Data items
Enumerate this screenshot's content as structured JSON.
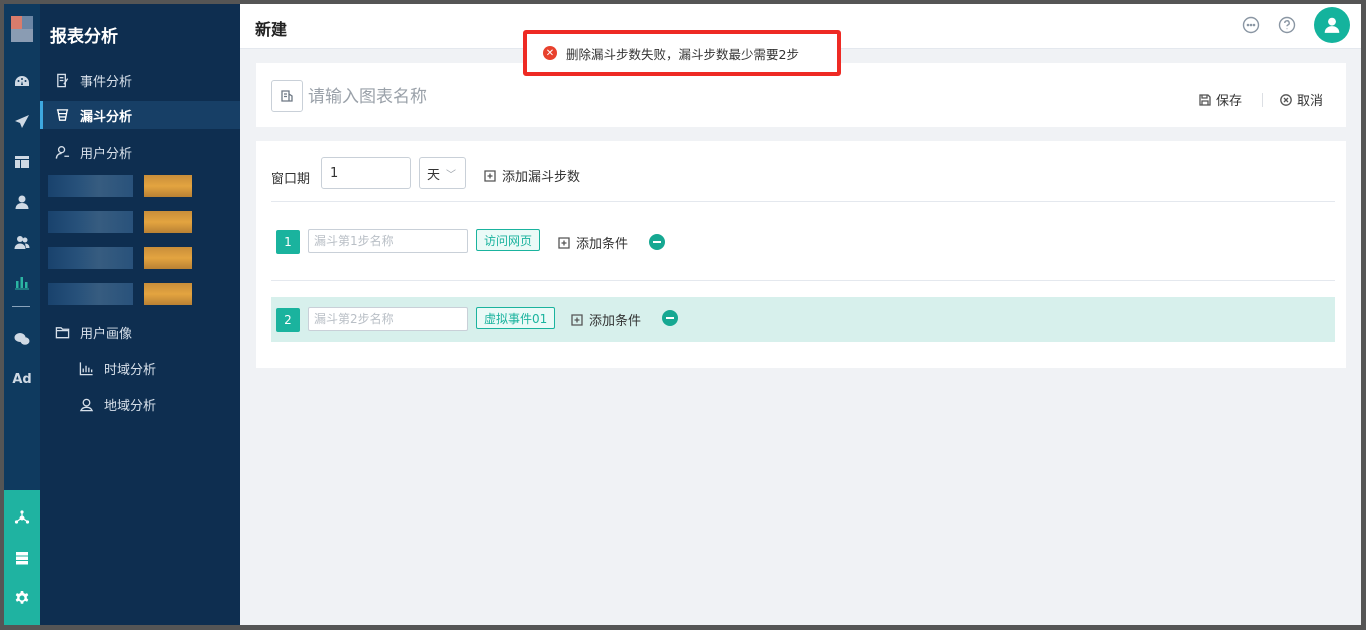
{
  "sidebar": {
    "title": "报表分析",
    "items": [
      {
        "label": "事件分析"
      },
      {
        "label": "漏斗分析"
      },
      {
        "label": "用户分析"
      },
      {
        "label": "用户画像"
      },
      {
        "label": "时域分析"
      },
      {
        "label": "地域分析"
      }
    ]
  },
  "rail": {
    "ad_label": "Ad"
  },
  "topbar": {
    "title": "新建"
  },
  "toast": {
    "message": "删除漏斗步数失败，漏斗步数最少需要2步"
  },
  "header_card": {
    "name_placeholder": "请输入图表名称",
    "save_label": "保存",
    "cancel_label": "取消"
  },
  "funnel": {
    "window_label": "窗口期",
    "window_value": "1",
    "unit_value": "天",
    "add_step_label": "添加漏斗步数",
    "steps": [
      {
        "number": "1",
        "placeholder": "漏斗第1步名称",
        "event": "访问网页",
        "add_condition_label": "添加条件"
      },
      {
        "number": "2",
        "placeholder": "漏斗第2步名称",
        "event": "虚拟事件01",
        "add_condition_label": "添加条件"
      }
    ]
  },
  "colors": {
    "sidebar_bg": "#0e2e50",
    "accent": "#1ab39e",
    "toast_border": "#ee2a24"
  }
}
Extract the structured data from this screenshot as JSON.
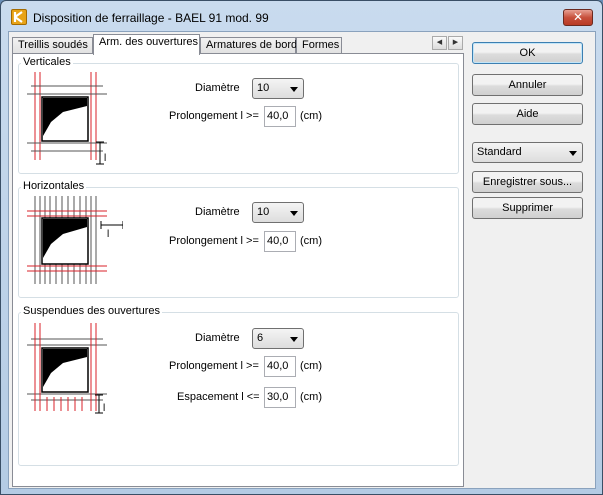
{
  "window": {
    "title": "Disposition de ferraillage - BAEL 91 mod. 99",
    "close_label": "✕"
  },
  "tabs": [
    {
      "label": "Treillis soudés",
      "active": false
    },
    {
      "label": "Arm. des ouvertures",
      "active": true
    },
    {
      "label": "Armatures de bord",
      "active": false
    },
    {
      "label": "Formes",
      "active": false
    }
  ],
  "tab_scroll": {
    "left": "◀",
    "right": "▶"
  },
  "groups": {
    "verticales": {
      "title": "Verticales",
      "diametre_label": "Diamètre",
      "diametre_value": "10",
      "prolongement_label": "Prolongement l >=",
      "prolongement_value": "40,0",
      "unit": "(cm)",
      "diagram_label": "l"
    },
    "horizontales": {
      "title": "Horizontales",
      "diametre_label": "Diamètre",
      "diametre_value": "10",
      "prolongement_label": "Prolongement l >=",
      "prolongement_value": "40,0",
      "unit": "(cm)",
      "diagram_label": "l"
    },
    "suspendues": {
      "title": "Suspendues des ouvertures",
      "diametre_label": "Diamètre",
      "diametre_value": "6",
      "prolongement_label": "Prolongement l >=",
      "prolongement_value": "40,0",
      "prolongement_unit": "(cm)",
      "espacement_label": "Espacement l <=",
      "espacement_value": "30,0",
      "espacement_unit": "(cm)",
      "diagram_label": "l"
    }
  },
  "buttons": {
    "ok": "OK",
    "annuler": "Annuler",
    "aide": "Aide",
    "standard": "Standard",
    "enregistrer": "Enregistrer sous...",
    "supprimer": "Supprimer"
  },
  "colors": {
    "rebar": "#d8202a",
    "titlebar": "#b9cfe6",
    "close": "#c7503c"
  }
}
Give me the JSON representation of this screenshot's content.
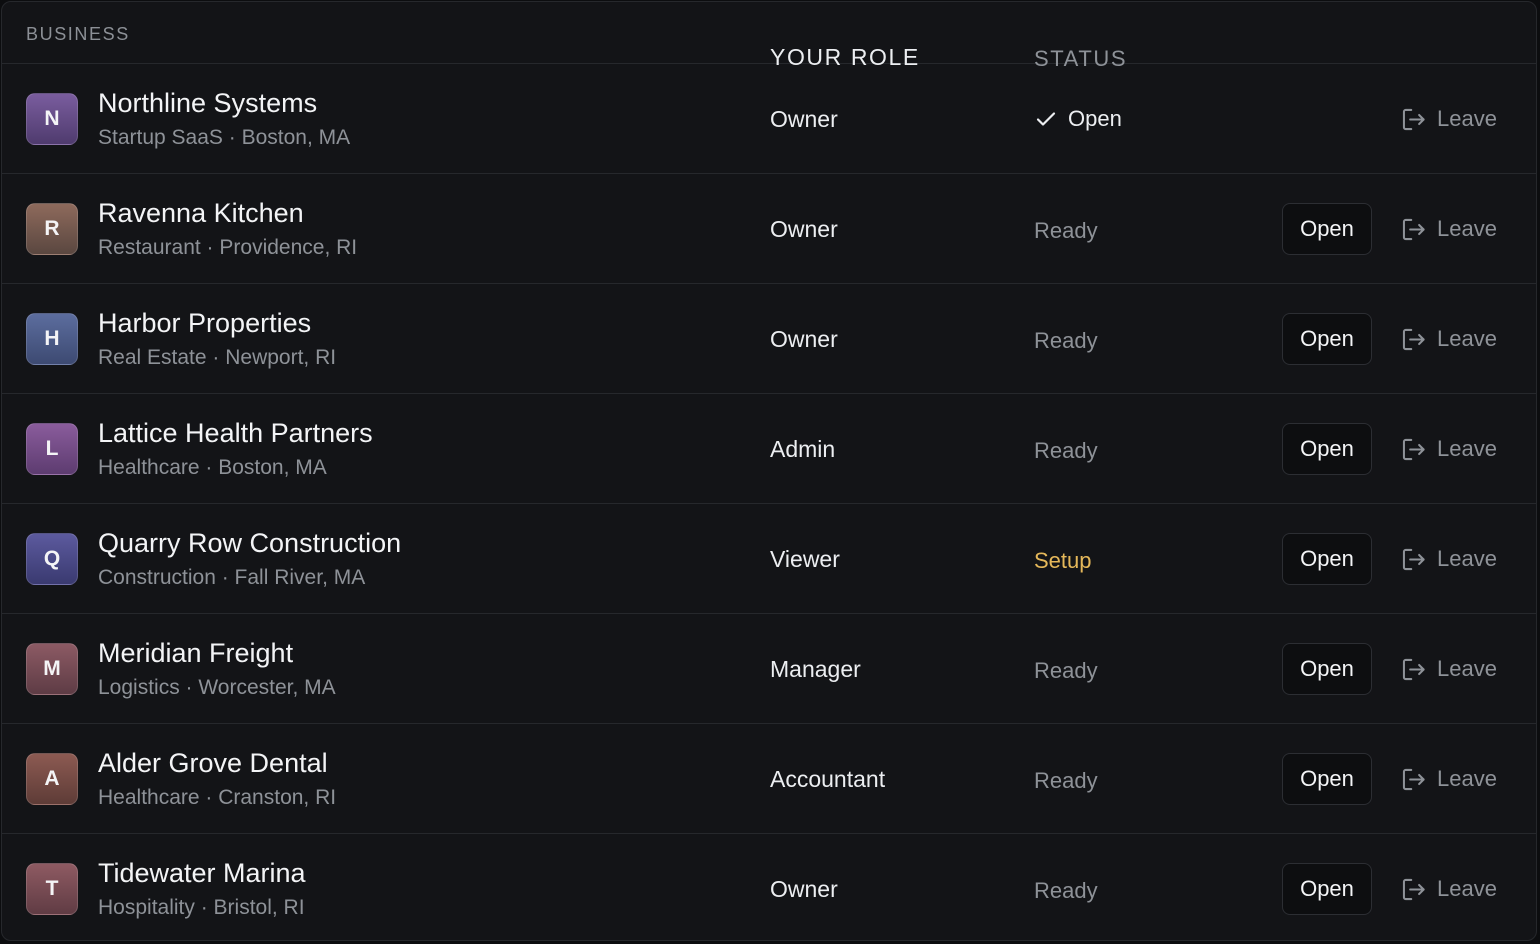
{
  "headers": {
    "business": "BUSINESS",
    "role": "YOUR ROLE",
    "status": "STATUS"
  },
  "actions": {
    "open_label": "Open",
    "leave_label": "Leave"
  },
  "rows": [
    {
      "initial": "N",
      "name": "Northline Systems",
      "meta": "Startup SaaS · Boston, MA",
      "role": "Owner",
      "status": "Open",
      "state": "current",
      "gradient": [
        "#7a5d9e",
        "#4f3b6e"
      ]
    },
    {
      "initial": "R",
      "name": "Ravenna Kitchen",
      "meta": "Restaurant · Providence, RI",
      "role": "Owner",
      "status": "Ready",
      "state": "ready",
      "gradient": [
        "#8e6a5c",
        "#5a4740"
      ]
    },
    {
      "initial": "H",
      "name": "Harbor Properties",
      "meta": "Real Estate · Newport, RI",
      "role": "Owner",
      "status": "Ready",
      "state": "ready",
      "gradient": [
        "#5c6d9e",
        "#3d4a72"
      ]
    },
    {
      "initial": "L",
      "name": "Lattice Health Partners",
      "meta": "Healthcare · Boston, MA",
      "role": "Admin",
      "status": "Ready",
      "state": "ready",
      "gradient": [
        "#8a5c9c",
        "#5d3c70"
      ]
    },
    {
      "initial": "Q",
      "name": "Quarry Row Construction",
      "meta": "Construction · Fall River, MA",
      "role": "Viewer",
      "status": "Setup",
      "state": "setup",
      "gradient": [
        "#5c5a9e",
        "#3a3a70"
      ]
    },
    {
      "initial": "M",
      "name": "Meridian Freight",
      "meta": "Logistics · Worcester, MA",
      "role": "Manager",
      "status": "Ready",
      "state": "ready",
      "gradient": [
        "#8c5a64",
        "#5e3c45"
      ]
    },
    {
      "initial": "A",
      "name": "Alder Grove Dental",
      "meta": "Healthcare · Cranston, RI",
      "role": "Accountant",
      "status": "Ready",
      "state": "ready",
      "gradient": [
        "#8c5a52",
        "#5e3c37"
      ]
    },
    {
      "initial": "T",
      "name": "Tidewater Marina",
      "meta": "Hospitality · Bristol, RI",
      "role": "Owner",
      "status": "Ready",
      "state": "ready",
      "gradient": [
        "#8e5a62",
        "#603c44"
      ]
    }
  ]
}
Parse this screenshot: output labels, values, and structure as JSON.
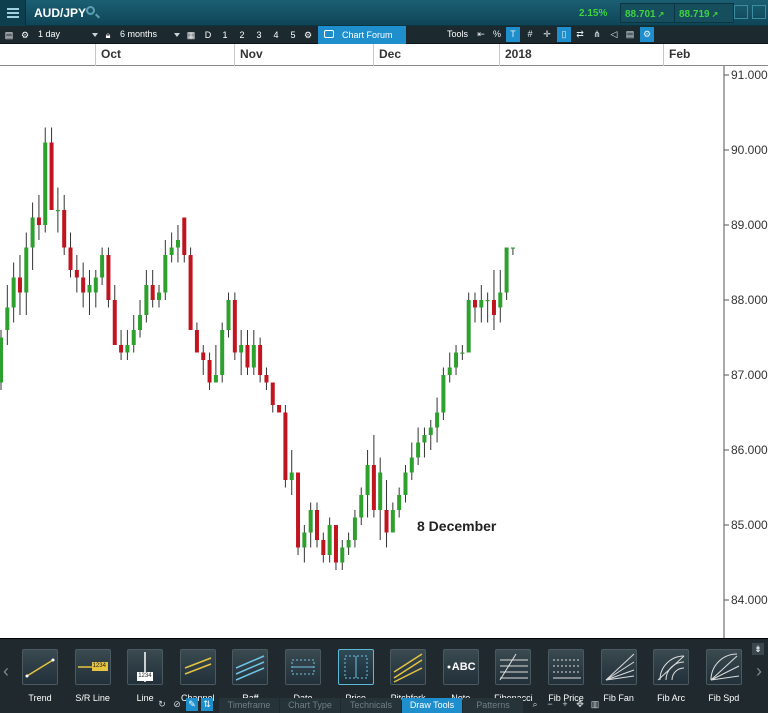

→ AIM OF THE EXERCISE
Every line of the material is to be quoted exactly, with no pictures carried over.

→ FULL ANSWER
Enumerate this screenshot's content as structured JSON.
{
  "sidebar": {
    "title": "报表分析",
    "items": [
      {
        "label": "事件分析"
      },
      {
        "label": "漏斗分析"
      },
      {
        "label": "用户分析"
      },
      {
        "label": "用户画像"
      },
      {
        "label": "时域分析"
      },
      {
        "label": "地域分析"
      }
    ]
  },
  "rail": {
    "ad_label": "Ad"
  },
  "topbar": {
    "title": "新建"
  },
  "toast": {
    "message": "删除漏斗步数失败，漏斗步数最少需要2步"
  },
  "header_card": {
    "name_placeholder": "请输入图表名称",
    "save_label": "保存",
    "cancel_label": "取消"
  },
  "funnel": {
    "window_label": "窗口期",
    "window_value": "1",
    "unit_value": "天",
    "add_step_label": "添加漏斗步数",
    "steps": [
      {
        "number": "1",
        "placeholder": "漏斗第1步名称",
        "event": "访问网页",
        "add_condition_label": "添加条件"
      },
      {
        "number": "2",
        "placeholder": "漏斗第2步名称",
        "event": "虚拟事件01",
        "add_condition_label": "添加条件"
      }
    ]
  },
  "colors": {
    "sidebar_bg": "#0e2e50",
    "accent": "#1ab39e",
    "toast_border": "#ee2a24"
  }
}
Extract the structured data from this screenshot as JSON.
{
  "window": {
    "title": "Disposition de ferraillage - BAEL 91 mod. 99",
    "close_label": "✕"
  },
  "tabs": [
    {
      "label": "Treillis soudés",
      "active": false
    },
    {
      "label": "Arm. des ouvertures",
      "active": true
    },
    {
      "label": "Armatures de bord",
      "active": false
    },
    {
      "label": "Formes",
      "active": false
    }
  ],
  "tab_scroll": {
    "left": "◀",
    "right": "▶"
  },
  "groups": {
    "verticales": {
      "title": "Verticales",
      "diametre_label": "Diamètre",
      "diametre_value": "10",
      "prolongement_label": "Prolongement l >=",
      "prolongement_value": "40,0",
      "unit": "(cm)",
      "diagram_label": "l"
    },
    "horizontales": {
      "title": "Horizontales",
      "diametre_label": "Diamètre",
      "diametre_value": "10",
      "prolongement_label": "Prolongement l >=",
      "prolongement_value": "40,0",
      "unit": "(cm)",
      "diagram_label": "l"
    },
    "suspendues": {
      "title": "Suspendues des ouvertures",
      "diametre_label": "Diamètre",
      "diametre_value": "6",
      "prolongement_label": "Prolongement l >=",
      "prolongement_value": "40,0",
      "prolongement_unit": "(cm)",
      "espacement_label": "Espacement l <=",
      "espacement_value": "30,0",
      "espacement_unit": "(cm)",
      "diagram_label": "l"
    }
  },
  "buttons": {
    "ok": "OK",
    "annuler": "Annuler",
    "aide": "Aide",
    "standard": "Standard",
    "enregistrer": "Enregistrer sous...",
    "supprimer": "Supprimer"
  },
  "colors": {
    "rebar": "#d8202a",
    "titlebar": "#b9cfe6",
    "close": "#c7503c"
  }
}
Give me the JSON representation of this screenshot's content.
{
  "headers": {
    "business": "BUSINESS",
    "role": "YOUR ROLE",
    "status": "STATUS"
  },
  "actions": {
    "open_label": "Open",
    "leave_label": "Leave"
  },
  "rows": [
    {
      "initial": "N",
      "name": "Northline Systems",
      "meta": "Startup SaaS · Boston, MA",
      "role": "Owner",
      "status": "Open",
      "state": "current",
      "gradient": [
        "#7a5d9e",
        "#4f3b6e"
      ]
    },
    {
      "initial": "R",
      "name": "Ravenna Kitchen",
      "meta": "Restaurant · Providence, RI",
      "role": "Owner",
      "status": "Ready",
      "state": "ready",
      "gradient": [
        "#8e6a5c",
        "#5a4740"
      ]
    },
    {
      "initial": "H",
      "name": "Harbor Properties",
      "meta": "Real Estate · Newport, RI",
      "role": "Owner",
      "status": "Ready",
      "state": "ready",
      "gradient": [
        "#5c6d9e",
        "#3d4a72"
      ]
    },
    {
      "initial": "L",
      "name": "Lattice Health Partners",
      "meta": "Healthcare · Boston, MA",
      "role": "Admin",
      "status": "Ready",
      "state": "ready",
      "gradient": [
        "#8a5c9c",
        "#5d3c70"
      ]
    },
    {
      "initial": "Q",
      "name": "Quarry Row Construction",
      "meta": "Construction · Fall River, MA",
      "role": "Viewer",
      "status": "Setup",
      "state": "setup",
      "gradient": [
        "#5c5a9e",
        "#3a3a70"
      ]
    },
    {
      "initial": "M",
      "name": "Meridian Freight",
      "meta": "Logistics · Worcester, MA",
      "role": "Manager",
      "status": "Ready",
      "state": "ready",
      "gradient": [
        "#8c5a64",
        "#5e3c45"
      ]
    },
    {
      "initial": "A",
      "name": "Alder Grove Dental",
      "meta": "Healthcare · Cranston, RI",
      "role": "Accountant",
      "status": "Ready",
      "state": "ready",
      "gradient": [
        "#8c5a52",
        "#5e3c37"
      ]
    },
    {
      "initial": "T",
      "name": "Tidewater Marina",
      "meta": "Hospitality · Bristol, RI",
      "role": "Owner",
      "status": "Ready",
      "state": "ready",
      "gradient": [
        "#8e5a62",
        "#603c44"
      ]
    }
  ]
}
Parse this screenshot: output labels, values, and structure as JSON.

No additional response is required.